--- Start of Dataset rows ---

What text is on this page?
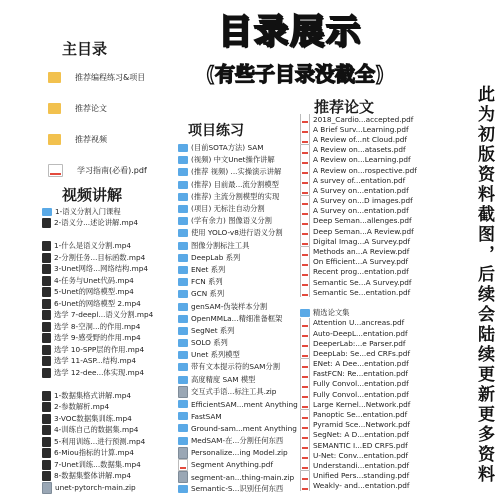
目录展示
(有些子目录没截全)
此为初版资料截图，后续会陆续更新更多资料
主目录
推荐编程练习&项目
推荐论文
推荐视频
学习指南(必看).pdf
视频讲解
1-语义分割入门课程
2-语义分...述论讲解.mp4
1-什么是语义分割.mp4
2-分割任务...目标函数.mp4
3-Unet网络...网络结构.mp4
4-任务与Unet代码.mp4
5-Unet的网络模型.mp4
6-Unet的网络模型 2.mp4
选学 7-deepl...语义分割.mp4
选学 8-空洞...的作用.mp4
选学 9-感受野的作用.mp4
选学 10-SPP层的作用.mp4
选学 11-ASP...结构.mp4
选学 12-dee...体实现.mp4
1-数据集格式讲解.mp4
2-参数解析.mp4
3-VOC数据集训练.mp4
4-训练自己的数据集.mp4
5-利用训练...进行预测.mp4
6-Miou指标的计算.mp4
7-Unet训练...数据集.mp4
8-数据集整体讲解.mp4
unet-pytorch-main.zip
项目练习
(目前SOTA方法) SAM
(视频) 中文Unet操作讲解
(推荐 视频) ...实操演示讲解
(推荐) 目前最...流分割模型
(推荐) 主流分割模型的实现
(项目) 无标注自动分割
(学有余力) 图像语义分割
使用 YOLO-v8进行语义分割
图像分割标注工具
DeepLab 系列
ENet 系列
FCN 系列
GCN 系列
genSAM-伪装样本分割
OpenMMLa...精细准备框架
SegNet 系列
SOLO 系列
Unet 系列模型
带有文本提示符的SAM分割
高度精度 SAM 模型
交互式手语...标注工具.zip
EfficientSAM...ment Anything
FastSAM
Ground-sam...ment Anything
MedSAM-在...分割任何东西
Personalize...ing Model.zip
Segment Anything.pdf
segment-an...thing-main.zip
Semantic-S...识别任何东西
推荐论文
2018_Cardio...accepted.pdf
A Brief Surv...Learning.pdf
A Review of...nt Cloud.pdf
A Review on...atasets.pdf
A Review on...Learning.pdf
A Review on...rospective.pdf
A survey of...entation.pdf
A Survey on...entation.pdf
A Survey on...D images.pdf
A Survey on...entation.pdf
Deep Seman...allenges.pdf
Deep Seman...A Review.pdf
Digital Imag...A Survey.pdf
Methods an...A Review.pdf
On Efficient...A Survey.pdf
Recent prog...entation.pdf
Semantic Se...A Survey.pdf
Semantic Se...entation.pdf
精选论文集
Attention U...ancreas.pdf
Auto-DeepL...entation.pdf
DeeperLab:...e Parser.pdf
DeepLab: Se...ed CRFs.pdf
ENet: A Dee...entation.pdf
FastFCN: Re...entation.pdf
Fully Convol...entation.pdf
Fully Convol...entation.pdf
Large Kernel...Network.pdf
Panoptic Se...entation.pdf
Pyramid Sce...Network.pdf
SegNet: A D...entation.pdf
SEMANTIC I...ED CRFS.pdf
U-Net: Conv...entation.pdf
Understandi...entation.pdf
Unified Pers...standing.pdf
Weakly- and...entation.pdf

--- End of Dataset rows ---

*What you should do:* Repeat the material above verbatim. Leave the pictures behind.

*Expected answer:*
What text is on this page?
目录展示
(有些子目录没截全)
此为初版资料截图，后续会陆续更新更多资料
主目录
推荐编程练习&项目
推荐论文
推荐视频
学习指南(必看).pdf
视频讲解
1-语义分割入门课程
2-语义分...述论讲解.mp4
1-什么是语义分割.mp4
2-分割任务...目标函数.mp4
3-Unet网络...网络结构.mp4
4-任务与Unet代码.mp4
5-Unet的网络模型.mp4
6-Unet的网络模型 2.mp4
选学 7-deepl...语义分割.mp4
选学 8-空洞...的作用.mp4
选学 9-感受野的作用.mp4
选学 10-SPP层的作用.mp4
选学 11-ASP...结构.mp4
选学 12-dee...体实现.mp4
1-数据集格式讲解.mp4
2-参数解析.mp4
3-VOC数据集训练.mp4
4-训练自己的数据集.mp4
5-利用训练...进行预测.mp4
6-Miou指标的计算.mp4
7-Unet训练...数据集.mp4
8-数据集整体讲解.mp4
unet-pytorch-main.zip
项目练习
(目前SOTA方法) SAM
(视频) 中文Unet操作讲解
(推荐 视频) ...实操演示讲解
(推荐) 目前最...流分割模型
(推荐) 主流分割模型的实现
(项目) 无标注自动分割
(学有余力) 图像语义分割
使用 YOLO-v8进行语义分割
图像分割标注工具
DeepLab 系列
ENet 系列
FCN 系列
GCN 系列
genSAM-伪装样本分割
OpenMMLa...精细准备框架
SegNet 系列
SOLO 系列
Unet 系列模型
带有文本提示符的SAM分割
高度精度 SAM 模型
交互式手语...标注工具.zip
EfficientSAM...ment Anything
FastSAM
Ground-sam...ment Anything
MedSAM-在...分割任何东西
Personalize...ing Model.zip
Segment Anything.pdf
segment-an...thing-main.zip
Semantic-S...识别任何东西
推荐论文
2018_Cardio...accepted.pdf
A Brief Surv...Learning.pdf
A Review of...nt Cloud.pdf
A Review on...atasets.pdf
A Review on...Learning.pdf
A Review on...rospective.pdf
A survey of...entation.pdf
A Survey on...entation.pdf
A Survey on...D images.pdf
A Survey on...entation.pdf
Deep Seman...allenges.pdf
Deep Seman...A Review.pdf
Digital Imag...A Survey.pdf
Methods an...A Review.pdf
On Efficient...A Survey.pdf
Recent prog...entation.pdf
Semantic Se...A Survey.pdf
Semantic Se...entation.pdf
精选论文集
Attention U...ancreas.pdf
Auto-DeepL...entation.pdf
DeeperLab:...e Parser.pdf
DeepLab: Se...ed CRFs.pdf
ENet: A Dee...entation.pdf
FastFCN: Re...entation.pdf
Fully Convol...entation.pdf
Fully Convol...entation.pdf
Large Kernel...Network.pdf
Panoptic Se...entation.pdf
Pyramid Sce...Network.pdf
SegNet: A D...entation.pdf
SEMANTIC I...ED CRFS.pdf
U-Net: Conv...entation.pdf
Understandi...entation.pdf
Unified Pers...standing.pdf
Weakly- and...entation.pdf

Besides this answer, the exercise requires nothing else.